- **Work to complete**:
Transcribe the records below exactly.

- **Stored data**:
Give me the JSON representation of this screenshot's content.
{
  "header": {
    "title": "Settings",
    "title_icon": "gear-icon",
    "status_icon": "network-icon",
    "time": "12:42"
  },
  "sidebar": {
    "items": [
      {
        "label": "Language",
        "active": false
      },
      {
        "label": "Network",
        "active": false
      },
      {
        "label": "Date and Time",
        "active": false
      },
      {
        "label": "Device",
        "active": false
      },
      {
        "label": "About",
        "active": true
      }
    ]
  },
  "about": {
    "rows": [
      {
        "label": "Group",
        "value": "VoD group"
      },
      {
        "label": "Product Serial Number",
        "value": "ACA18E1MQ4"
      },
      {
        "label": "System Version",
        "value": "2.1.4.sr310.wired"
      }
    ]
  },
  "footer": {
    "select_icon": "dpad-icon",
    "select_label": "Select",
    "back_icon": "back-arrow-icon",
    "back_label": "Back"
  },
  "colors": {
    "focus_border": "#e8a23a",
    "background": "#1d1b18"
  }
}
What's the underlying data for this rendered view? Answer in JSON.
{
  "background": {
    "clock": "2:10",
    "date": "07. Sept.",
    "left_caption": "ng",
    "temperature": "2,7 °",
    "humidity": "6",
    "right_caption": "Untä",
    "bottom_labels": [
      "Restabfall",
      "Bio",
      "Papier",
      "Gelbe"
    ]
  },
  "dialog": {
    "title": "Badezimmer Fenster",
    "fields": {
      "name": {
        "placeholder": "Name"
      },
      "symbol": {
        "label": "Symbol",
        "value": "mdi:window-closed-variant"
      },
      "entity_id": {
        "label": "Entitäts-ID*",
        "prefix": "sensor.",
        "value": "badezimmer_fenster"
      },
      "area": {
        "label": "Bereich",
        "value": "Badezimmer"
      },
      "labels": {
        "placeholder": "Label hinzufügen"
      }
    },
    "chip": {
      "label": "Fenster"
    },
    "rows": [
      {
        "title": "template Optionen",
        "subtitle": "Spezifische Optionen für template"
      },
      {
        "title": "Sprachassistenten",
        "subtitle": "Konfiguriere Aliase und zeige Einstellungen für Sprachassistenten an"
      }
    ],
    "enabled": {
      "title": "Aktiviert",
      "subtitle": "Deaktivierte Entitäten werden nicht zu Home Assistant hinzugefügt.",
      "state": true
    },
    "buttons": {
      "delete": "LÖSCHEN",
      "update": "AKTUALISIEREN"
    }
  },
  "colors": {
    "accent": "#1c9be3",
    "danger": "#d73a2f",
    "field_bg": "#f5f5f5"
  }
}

- **Task answer**:
Give me the JSON representation of this screenshot's content.
{
  "header": {
    "title": "Settings",
    "title_icon": "gear-icon",
    "status_icon": "network-icon",
    "time": "12:42"
  },
  "sidebar": {
    "items": [
      {
        "label": "Language",
        "active": false
      },
      {
        "label": "Network",
        "active": false
      },
      {
        "label": "Date and Time",
        "active": false
      },
      {
        "label": "Device",
        "active": false
      },
      {
        "label": "About",
        "active": true
      }
    ]
  },
  "about": {
    "rows": [
      {
        "label": "Group",
        "value": "VoD group"
      },
      {
        "label": "Product Serial Number",
        "value": "ACA18E1MQ4"
      },
      {
        "label": "System Version",
        "value": "2.1.4.sr310.wired"
      }
    ]
  },
  "footer": {
    "select_icon": "dpad-icon",
    "select_label": "Select",
    "back_icon": "back-arrow-icon",
    "back_label": "Back"
  },
  "colors": {
    "focus_border": "#e8a23a",
    "background": "#1d1b18"
  }
}
What's the underlying data for this rendered view? Answer in JSON.
{
  "background": {
    "clock": "2:10",
    "date": "07. Sept.",
    "left_caption": "ng",
    "temperature": "2,7 °",
    "humidity": "6",
    "right_caption": "Untä",
    "bottom_labels": [
      "Restabfall",
      "Bio",
      "Papier",
      "Gelbe"
    ]
  },
  "dialog": {
    "title": "Badezimmer Fenster",
    "fields": {
      "name": {
        "placeholder": "Name"
      },
      "symbol": {
        "label": "Symbol",
        "value": "mdi:window-closed-variant"
      },
      "entity_id": {
        "label": "Entitäts-ID*",
        "prefix": "sensor.",
        "value": "badezimmer_fenster"
      },
      "area": {
        "label": "Bereich",
        "value": "Badezimmer"
      },
      "labels": {
        "placeholder": "Label hinzufügen"
      }
    },
    "chip": {
      "label": "Fenster"
    },
    "rows": [
      {
        "title": "template Optionen",
        "subtitle": "Spezifische Optionen für template"
      },
      {
        "title": "Sprachassistenten",
        "subtitle": "Konfiguriere Aliase und zeige Einstellungen für Sprachassistenten an"
      }
    ],
    "enabled": {
      "title": "Aktiviert",
      "subtitle": "Deaktivierte Entitäten werden nicht zu Home Assistant hinzugefügt.",
      "state": true
    },
    "buttons": {
      "delete": "LÖSCHEN",
      "update": "AKTUALISIEREN"
    }
  },
  "colors": {
    "accent": "#1c9be3",
    "danger": "#d73a2f",
    "field_bg": "#f5f5f5"
  }
}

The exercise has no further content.